[Dataset rows about figures]
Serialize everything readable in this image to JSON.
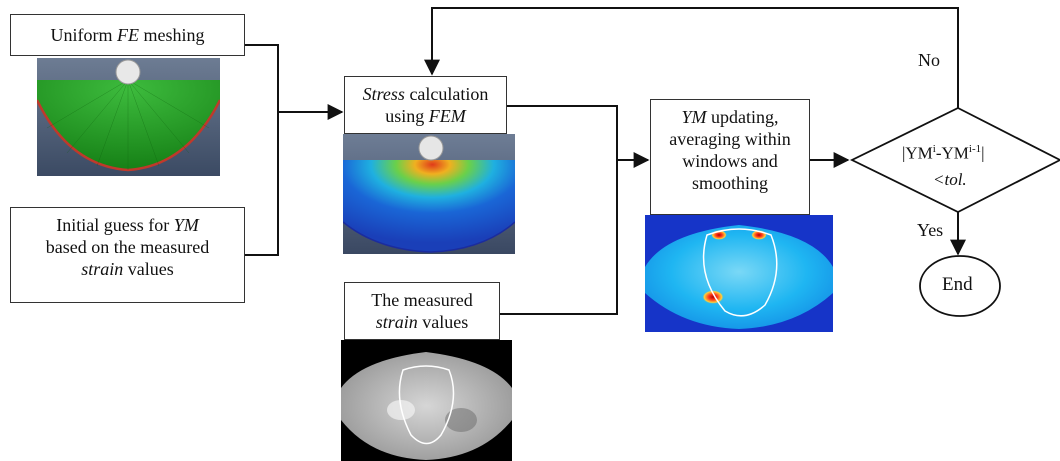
{
  "boxes": {
    "meshing": {
      "pre": "Uniform ",
      "em": "FE",
      "post": " meshing"
    },
    "initial_guess": {
      "line1_pre": "Initial guess for ",
      "line1_em": "YM",
      "line2": "based on the measured",
      "line3_em": "strain",
      "line3_post": " values"
    },
    "stress": {
      "line1_em": "Stress",
      "line1_post": " calculation",
      "line2_pre": "using ",
      "line2_em": "FEM"
    },
    "measured": {
      "line1": "The measured",
      "line2_em": "strain",
      "line2_post": " values"
    },
    "ym_update": {
      "line1_em": "YM",
      "line1_post": " updating,",
      "line2": "averaging within",
      "line3": "windows and",
      "line4": "smoothing"
    }
  },
  "decision": {
    "line1_a": "|YM",
    "line1_sup_a": "i",
    "line1_b": "-YM",
    "line1_sup_b": "i-1",
    "line1_c": "|",
    "line2": "<tol."
  },
  "labels": {
    "no": "No",
    "yes": "Yes"
  },
  "end": {
    "label": "End"
  },
  "colors": {
    "stroke": "#111111",
    "mesh_green": "#1f8f1f",
    "mesh_edge": "#c0392b",
    "slate_bg": "#4c5d77",
    "stress_blue": "#1a4fd1",
    "ym_blue": "#1468e0",
    "ym_cyan": "#1fb6f2"
  }
}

> [WHAT YOU NEED TO DO]: Leave out the pictures and copy everything else in the records word for word.

> [WRITTEN ANSWER]:
Serialize everything readable in this image to JSON.
{
  "boxes": {
    "meshing": {
      "pre": "Uniform ",
      "em": "FE",
      "post": " meshing"
    },
    "initial_guess": {
      "line1_pre": "Initial guess for ",
      "line1_em": "YM",
      "line2": "based on the measured",
      "line3_em": "strain",
      "line3_post": " values"
    },
    "stress": {
      "line1_em": "Stress",
      "line1_post": " calculation",
      "line2_pre": "using ",
      "line2_em": "FEM"
    },
    "measured": {
      "line1": "The measured",
      "line2_em": "strain",
      "line2_post": " values"
    },
    "ym_update": {
      "line1_em": "YM",
      "line1_post": " updating,",
      "line2": "averaging within",
      "line3": "windows and",
      "line4": "smoothing"
    }
  },
  "decision": {
    "line1_a": "|YM",
    "line1_sup_a": "i",
    "line1_b": "-YM",
    "line1_sup_b": "i-1",
    "line1_c": "|",
    "line2": "<tol."
  },
  "labels": {
    "no": "No",
    "yes": "Yes"
  },
  "end": {
    "label": "End"
  },
  "colors": {
    "stroke": "#111111",
    "mesh_green": "#1f8f1f",
    "mesh_edge": "#c0392b",
    "slate_bg": "#4c5d77",
    "stress_blue": "#1a4fd1",
    "ym_blue": "#1468e0",
    "ym_cyan": "#1fb6f2"
  }
}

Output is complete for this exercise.